Transcribe the entries below exactly.

Dataset extract:
-- BEGIN --
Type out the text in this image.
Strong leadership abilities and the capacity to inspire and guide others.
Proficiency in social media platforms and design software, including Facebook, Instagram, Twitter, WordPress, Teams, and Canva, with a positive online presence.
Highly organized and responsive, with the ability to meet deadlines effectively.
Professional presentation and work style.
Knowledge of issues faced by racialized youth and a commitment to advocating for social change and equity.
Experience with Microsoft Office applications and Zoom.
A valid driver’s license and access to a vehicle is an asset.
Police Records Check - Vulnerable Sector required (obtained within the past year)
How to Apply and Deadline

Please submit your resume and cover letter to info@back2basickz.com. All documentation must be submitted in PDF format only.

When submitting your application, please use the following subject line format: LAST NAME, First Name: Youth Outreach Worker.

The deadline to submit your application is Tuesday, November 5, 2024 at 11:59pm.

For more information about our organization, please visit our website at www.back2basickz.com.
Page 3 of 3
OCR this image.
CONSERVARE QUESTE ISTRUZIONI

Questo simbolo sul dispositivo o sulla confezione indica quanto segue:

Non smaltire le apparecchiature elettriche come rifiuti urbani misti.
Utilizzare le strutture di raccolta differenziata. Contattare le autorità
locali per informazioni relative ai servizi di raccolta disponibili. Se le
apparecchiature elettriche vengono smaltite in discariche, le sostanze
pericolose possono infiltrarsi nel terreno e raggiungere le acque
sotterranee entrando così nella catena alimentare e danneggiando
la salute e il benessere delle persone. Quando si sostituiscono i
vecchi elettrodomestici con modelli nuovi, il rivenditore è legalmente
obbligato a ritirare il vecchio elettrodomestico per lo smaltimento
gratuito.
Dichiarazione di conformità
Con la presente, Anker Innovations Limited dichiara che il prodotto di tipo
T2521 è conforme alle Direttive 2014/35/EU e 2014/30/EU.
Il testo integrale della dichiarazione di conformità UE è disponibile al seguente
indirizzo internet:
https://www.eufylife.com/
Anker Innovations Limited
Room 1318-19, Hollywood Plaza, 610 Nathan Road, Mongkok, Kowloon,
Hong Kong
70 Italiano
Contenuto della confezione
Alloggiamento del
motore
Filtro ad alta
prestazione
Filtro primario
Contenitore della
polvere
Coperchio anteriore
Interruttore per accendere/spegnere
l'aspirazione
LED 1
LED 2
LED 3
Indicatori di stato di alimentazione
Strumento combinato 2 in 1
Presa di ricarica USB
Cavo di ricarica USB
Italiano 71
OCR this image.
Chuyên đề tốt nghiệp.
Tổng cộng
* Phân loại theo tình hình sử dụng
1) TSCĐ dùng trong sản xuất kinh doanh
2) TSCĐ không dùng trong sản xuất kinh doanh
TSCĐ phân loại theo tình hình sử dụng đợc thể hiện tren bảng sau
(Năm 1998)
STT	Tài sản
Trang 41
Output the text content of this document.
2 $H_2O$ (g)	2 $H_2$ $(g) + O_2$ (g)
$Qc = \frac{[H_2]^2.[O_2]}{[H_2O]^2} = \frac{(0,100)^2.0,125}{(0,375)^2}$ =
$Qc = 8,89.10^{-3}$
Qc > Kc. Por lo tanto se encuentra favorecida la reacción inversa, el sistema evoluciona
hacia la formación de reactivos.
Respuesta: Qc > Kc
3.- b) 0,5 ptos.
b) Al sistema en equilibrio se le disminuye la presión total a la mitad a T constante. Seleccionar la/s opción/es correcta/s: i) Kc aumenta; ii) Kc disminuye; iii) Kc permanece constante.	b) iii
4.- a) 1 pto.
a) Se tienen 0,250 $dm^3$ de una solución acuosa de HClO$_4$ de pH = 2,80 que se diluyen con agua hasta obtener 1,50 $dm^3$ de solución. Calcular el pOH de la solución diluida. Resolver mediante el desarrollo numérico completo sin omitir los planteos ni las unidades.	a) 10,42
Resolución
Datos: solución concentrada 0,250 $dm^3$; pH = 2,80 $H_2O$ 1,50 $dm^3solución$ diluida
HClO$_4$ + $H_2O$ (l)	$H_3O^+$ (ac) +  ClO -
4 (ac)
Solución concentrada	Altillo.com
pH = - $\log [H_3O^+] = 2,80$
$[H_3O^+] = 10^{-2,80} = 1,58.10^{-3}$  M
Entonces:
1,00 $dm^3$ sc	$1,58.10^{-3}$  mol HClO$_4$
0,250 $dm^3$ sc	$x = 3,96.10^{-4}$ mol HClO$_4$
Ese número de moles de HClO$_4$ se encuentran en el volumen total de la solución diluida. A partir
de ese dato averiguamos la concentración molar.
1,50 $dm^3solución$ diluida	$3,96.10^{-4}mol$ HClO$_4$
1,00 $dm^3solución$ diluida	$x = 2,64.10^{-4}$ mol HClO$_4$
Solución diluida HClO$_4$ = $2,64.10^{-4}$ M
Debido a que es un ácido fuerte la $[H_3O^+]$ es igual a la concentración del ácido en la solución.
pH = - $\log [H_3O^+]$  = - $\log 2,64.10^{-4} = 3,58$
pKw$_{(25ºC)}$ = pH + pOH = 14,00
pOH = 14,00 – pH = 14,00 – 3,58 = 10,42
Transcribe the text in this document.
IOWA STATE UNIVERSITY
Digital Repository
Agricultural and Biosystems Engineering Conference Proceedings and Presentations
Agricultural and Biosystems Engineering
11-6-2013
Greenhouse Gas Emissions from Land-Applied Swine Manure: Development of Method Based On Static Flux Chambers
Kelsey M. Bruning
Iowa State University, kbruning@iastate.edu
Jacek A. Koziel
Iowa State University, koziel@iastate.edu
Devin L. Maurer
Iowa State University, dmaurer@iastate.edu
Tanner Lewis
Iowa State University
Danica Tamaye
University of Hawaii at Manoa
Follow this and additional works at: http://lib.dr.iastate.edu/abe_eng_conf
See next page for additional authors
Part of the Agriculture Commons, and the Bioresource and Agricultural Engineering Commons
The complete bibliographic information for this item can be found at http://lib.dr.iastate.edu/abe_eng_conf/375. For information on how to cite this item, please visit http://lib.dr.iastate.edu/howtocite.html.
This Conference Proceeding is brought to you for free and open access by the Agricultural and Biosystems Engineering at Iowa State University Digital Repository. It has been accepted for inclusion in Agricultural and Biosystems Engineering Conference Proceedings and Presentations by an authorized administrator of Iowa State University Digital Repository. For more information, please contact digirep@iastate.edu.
-- END --
Response to this task:
Type out the text in this image.
Strong leadership abilities and the capacity to inspire and guide others.
Proficiency in social media platforms and design software, including Facebook, Instagram, Twitter, WordPress, Teams, and Canva, with a positive online presence.
Highly organized and responsive, with the ability to meet deadlines effectively.
Professional presentation and work style.
Knowledge of issues faced by racialized youth and a commitment to advocating for social change and equity.
Experience with Microsoft Office applications and Zoom.
A valid driver’s license and access to a vehicle is an asset.
Police Records Check - Vulnerable Sector required (obtained within the past year)
How to Apply and Deadline

Please submit your resume and cover letter to info@back2basickz.com. All documentation must be submitted in PDF format only.

When submitting your application, please use the following subject line format: LAST NAME, First Name: Youth Outreach Worker.

The deadline to submit your application is Tuesday, November 5, 2024 at 11:59pm.

For more information about our organization, please visit our website at www.back2basickz.com.
Page 3 of 3
OCR this image.
CONSERVARE QUESTE ISTRUZIONI

Questo simbolo sul dispositivo o sulla confezione indica quanto segue:

Non smaltire le apparecchiature elettriche come rifiuti urbani misti.
Utilizzare le strutture di raccolta differenziata. Contattare le autorità
locali per informazioni relative ai servizi di raccolta disponibili. Se le
apparecchiature elettriche vengono smaltite in discariche, le sostanze
pericolose possono infiltrarsi nel terreno e raggiungere le acque
sotterranee entrando così nella catena alimentare e danneggiando
la salute e il benessere delle persone. Quando si sostituiscono i
vecchi elettrodomestici con modelli nuovi, il rivenditore è legalmente
obbligato a ritirare il vecchio elettrodomestico per lo smaltimento
gratuito.
Dichiarazione di conformità
Con la presente, Anker Innovations Limited dichiara che il prodotto di tipo
T2521 è conforme alle Direttive 2014/35/EU e 2014/30/EU.
Il testo integrale della dichiarazione di conformità UE è disponibile al seguente
indirizzo internet:
https://www.eufylife.com/
Anker Innovations Limited
Room 1318-19, Hollywood Plaza, 610 Nathan Road, Mongkok, Kowloon,
Hong Kong
70 Italiano
Contenuto della confezione
Alloggiamento del
motore
Filtro ad alta
prestazione
Filtro primario
Contenitore della
polvere
Coperchio anteriore
Interruttore per accendere/spegnere
l'aspirazione
LED 1
LED 2
LED 3
Indicatori di stato di alimentazione
Strumento combinato 2 in 1
Presa di ricarica USB
Cavo di ricarica USB
Italiano 71
OCR this image.
Chuyên đề tốt nghiệp.
Tổng cộng
* Phân loại theo tình hình sử dụng
1) TSCĐ dùng trong sản xuất kinh doanh
2) TSCĐ không dùng trong sản xuất kinh doanh
TSCĐ phân loại theo tình hình sử dụng đợc thể hiện tren bảng sau
(Năm 1998)
STT	Tài sản
Trang 41
Output the text content of this document.
2 $H_2O$ (g)	2 $H_2$ $(g) + O_2$ (g)
$Qc = \frac{[H_2]^2.[O_2]}{[H_2O]^2} = \frac{(0,100)^2.0,125}{(0,375)^2}$ =
$Qc = 8,89.10^{-3}$
Qc > Kc. Por lo tanto se encuentra favorecida la reacción inversa, el sistema evoluciona
hacia la formación de reactivos.
Respuesta: Qc > Kc
3.- b) 0,5 ptos.
b) Al sistema en equilibrio se le disminuye la presión total a la mitad a T constante. Seleccionar la/s opción/es correcta/s: i) Kc aumenta; ii) Kc disminuye; iii) Kc permanece constante.	b) iii
4.- a) 1 pto.
a) Se tienen 0,250 $dm^3$ de una solución acuosa de HClO$_4$ de pH = 2,80 que se diluyen con agua hasta obtener 1,50 $dm^3$ de solución. Calcular el pOH de la solución diluida. Resolver mediante el desarrollo numérico completo sin omitir los planteos ni las unidades.	a) 10,42
Resolución
Datos: solución concentrada 0,250 $dm^3$; pH = 2,80 $H_2O$ 1,50 $dm^3solución$ diluida
HClO$_4$ + $H_2O$ (l)	$H_3O^+$ (ac) +  ClO -
4 (ac)
Solución concentrada	Altillo.com
pH = - $\log [H_3O^+] = 2,80$
$[H_3O^+] = 10^{-2,80} = 1,58.10^{-3}$  M
Entonces:
1,00 $dm^3$ sc	$1,58.10^{-3}$  mol HClO$_4$
0,250 $dm^3$ sc	$x = 3,96.10^{-4}$ mol HClO$_4$
Ese número de moles de HClO$_4$ se encuentran en el volumen total de la solución diluida. A partir
de ese dato averiguamos la concentración molar.
1,50 $dm^3solución$ diluida	$3,96.10^{-4}mol$ HClO$_4$
1,00 $dm^3solución$ diluida	$x = 2,64.10^{-4}$ mol HClO$_4$
Solución diluida HClO$_4$ = $2,64.10^{-4}$ M
Debido a que es un ácido fuerte la $[H_3O^+]$ es igual a la concentración del ácido en la solución.
pH = - $\log [H_3O^+]$  = - $\log 2,64.10^{-4} = 3,58$
pKw$_{(25ºC)}$ = pH + pOH = 14,00
pOH = 14,00 – pH = 14,00 – 3,58 = 10,42
Transcribe the text in this document.
IOWA STATE UNIVERSITY
Digital Repository
Agricultural and Biosystems Engineering Conference Proceedings and Presentations
Agricultural and Biosystems Engineering
11-6-2013
Greenhouse Gas Emissions from Land-Applied Swine Manure: Development of Method Based On Static Flux Chambers
Kelsey M. Bruning
Iowa State University, kbruning@iastate.edu
Jacek A. Koziel
Iowa State University, koziel@iastate.edu
Devin L. Maurer
Iowa State University, dmaurer@iastate.edu
Tanner Lewis
Iowa State University
Danica Tamaye
University of Hawaii at Manoa
Follow this and additional works at: http://lib.dr.iastate.edu/abe_eng_conf
See next page for additional authors
Part of the Agriculture Commons, and the Bioresource and Agricultural Engineering Commons
The complete bibliographic information for this item can be found at http://lib.dr.iastate.edu/abe_eng_conf/375. For information on how to cite this item, please visit http://lib.dr.iastate.edu/howtocite.html.
This Conference Proceeding is brought to you for free and open access by the Agricultural and Biosystems Engineering at Iowa State University Digital Repository. It has been accepted for inclusion in Agricultural and Biosystems Engineering Conference Proceedings and Presentations by an authorized administrator of Iowa State University Digital Repository. For more information, please contact digirep@iastate.edu.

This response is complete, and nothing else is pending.